YOUR TASK: Find the lines with the string "discours" and return them.

Extracted records:
## Start

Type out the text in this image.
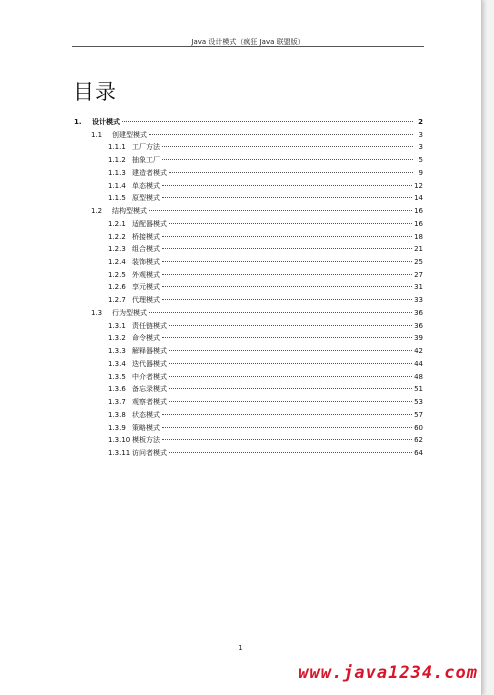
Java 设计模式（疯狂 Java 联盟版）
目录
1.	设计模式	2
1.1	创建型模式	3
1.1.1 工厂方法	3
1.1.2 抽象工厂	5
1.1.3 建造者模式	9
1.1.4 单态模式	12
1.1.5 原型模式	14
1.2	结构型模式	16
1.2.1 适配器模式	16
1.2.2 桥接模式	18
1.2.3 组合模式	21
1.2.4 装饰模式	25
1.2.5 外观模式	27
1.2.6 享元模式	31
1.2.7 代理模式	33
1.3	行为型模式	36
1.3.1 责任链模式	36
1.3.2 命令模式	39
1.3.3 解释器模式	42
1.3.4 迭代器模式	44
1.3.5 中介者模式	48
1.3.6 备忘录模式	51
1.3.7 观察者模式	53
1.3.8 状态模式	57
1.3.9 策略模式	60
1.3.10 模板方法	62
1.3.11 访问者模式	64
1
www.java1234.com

## End
## Start

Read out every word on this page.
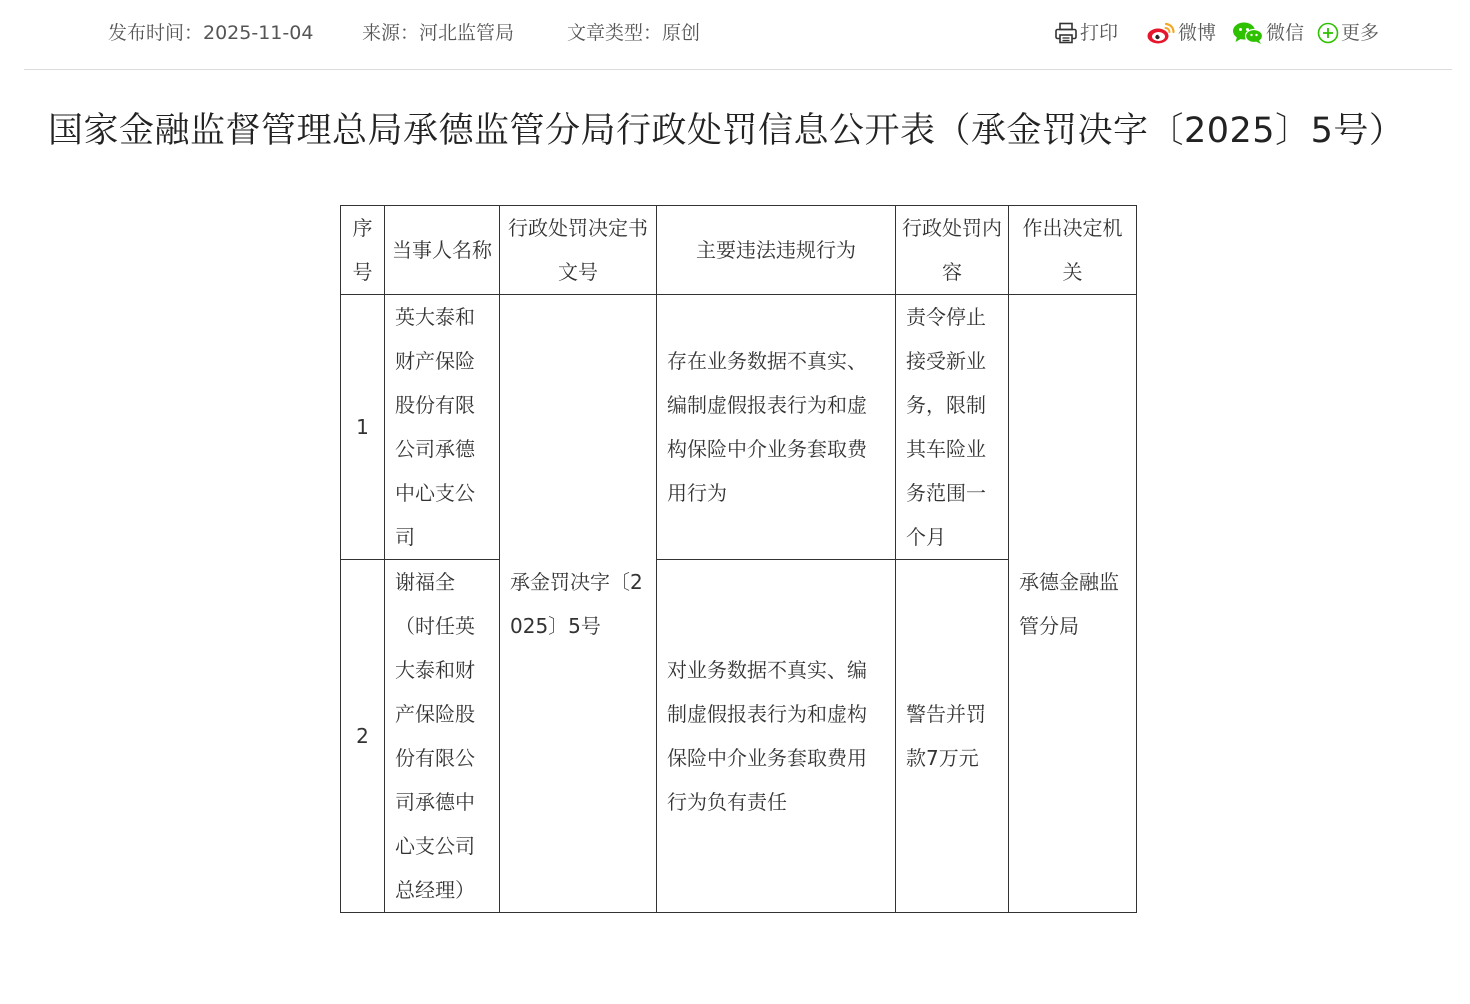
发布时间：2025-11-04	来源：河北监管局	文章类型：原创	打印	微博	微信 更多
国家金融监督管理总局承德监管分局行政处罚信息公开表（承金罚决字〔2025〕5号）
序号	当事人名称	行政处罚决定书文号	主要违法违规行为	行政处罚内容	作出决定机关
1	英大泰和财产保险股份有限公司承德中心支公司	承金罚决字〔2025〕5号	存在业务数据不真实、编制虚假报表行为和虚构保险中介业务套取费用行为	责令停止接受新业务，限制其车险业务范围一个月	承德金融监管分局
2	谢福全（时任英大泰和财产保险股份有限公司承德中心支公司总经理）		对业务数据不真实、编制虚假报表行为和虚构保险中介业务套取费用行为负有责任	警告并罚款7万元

## End
## Start

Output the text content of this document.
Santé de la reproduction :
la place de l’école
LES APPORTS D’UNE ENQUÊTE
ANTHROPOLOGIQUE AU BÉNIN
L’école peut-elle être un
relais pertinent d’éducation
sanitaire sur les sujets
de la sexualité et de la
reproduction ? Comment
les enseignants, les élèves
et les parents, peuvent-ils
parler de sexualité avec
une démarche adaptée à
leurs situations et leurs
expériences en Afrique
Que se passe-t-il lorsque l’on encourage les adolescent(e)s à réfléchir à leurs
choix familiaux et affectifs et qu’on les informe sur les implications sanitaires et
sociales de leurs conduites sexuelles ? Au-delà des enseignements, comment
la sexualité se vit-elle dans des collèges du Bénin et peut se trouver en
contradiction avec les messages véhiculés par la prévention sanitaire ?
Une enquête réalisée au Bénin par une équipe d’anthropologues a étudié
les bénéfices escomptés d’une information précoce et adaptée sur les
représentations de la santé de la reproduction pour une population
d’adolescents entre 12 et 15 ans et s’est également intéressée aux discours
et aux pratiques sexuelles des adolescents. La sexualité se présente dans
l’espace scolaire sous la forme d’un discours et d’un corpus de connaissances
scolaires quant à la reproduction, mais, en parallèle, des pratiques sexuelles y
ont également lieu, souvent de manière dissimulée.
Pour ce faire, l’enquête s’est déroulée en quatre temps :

## End

THE COMPLETED TASK:
d’adolescents entre 12 et 15 ans et s’est également intéressée aux discours
l’espace scolaire sous la forme d’un discours et d’un corpus de connaissances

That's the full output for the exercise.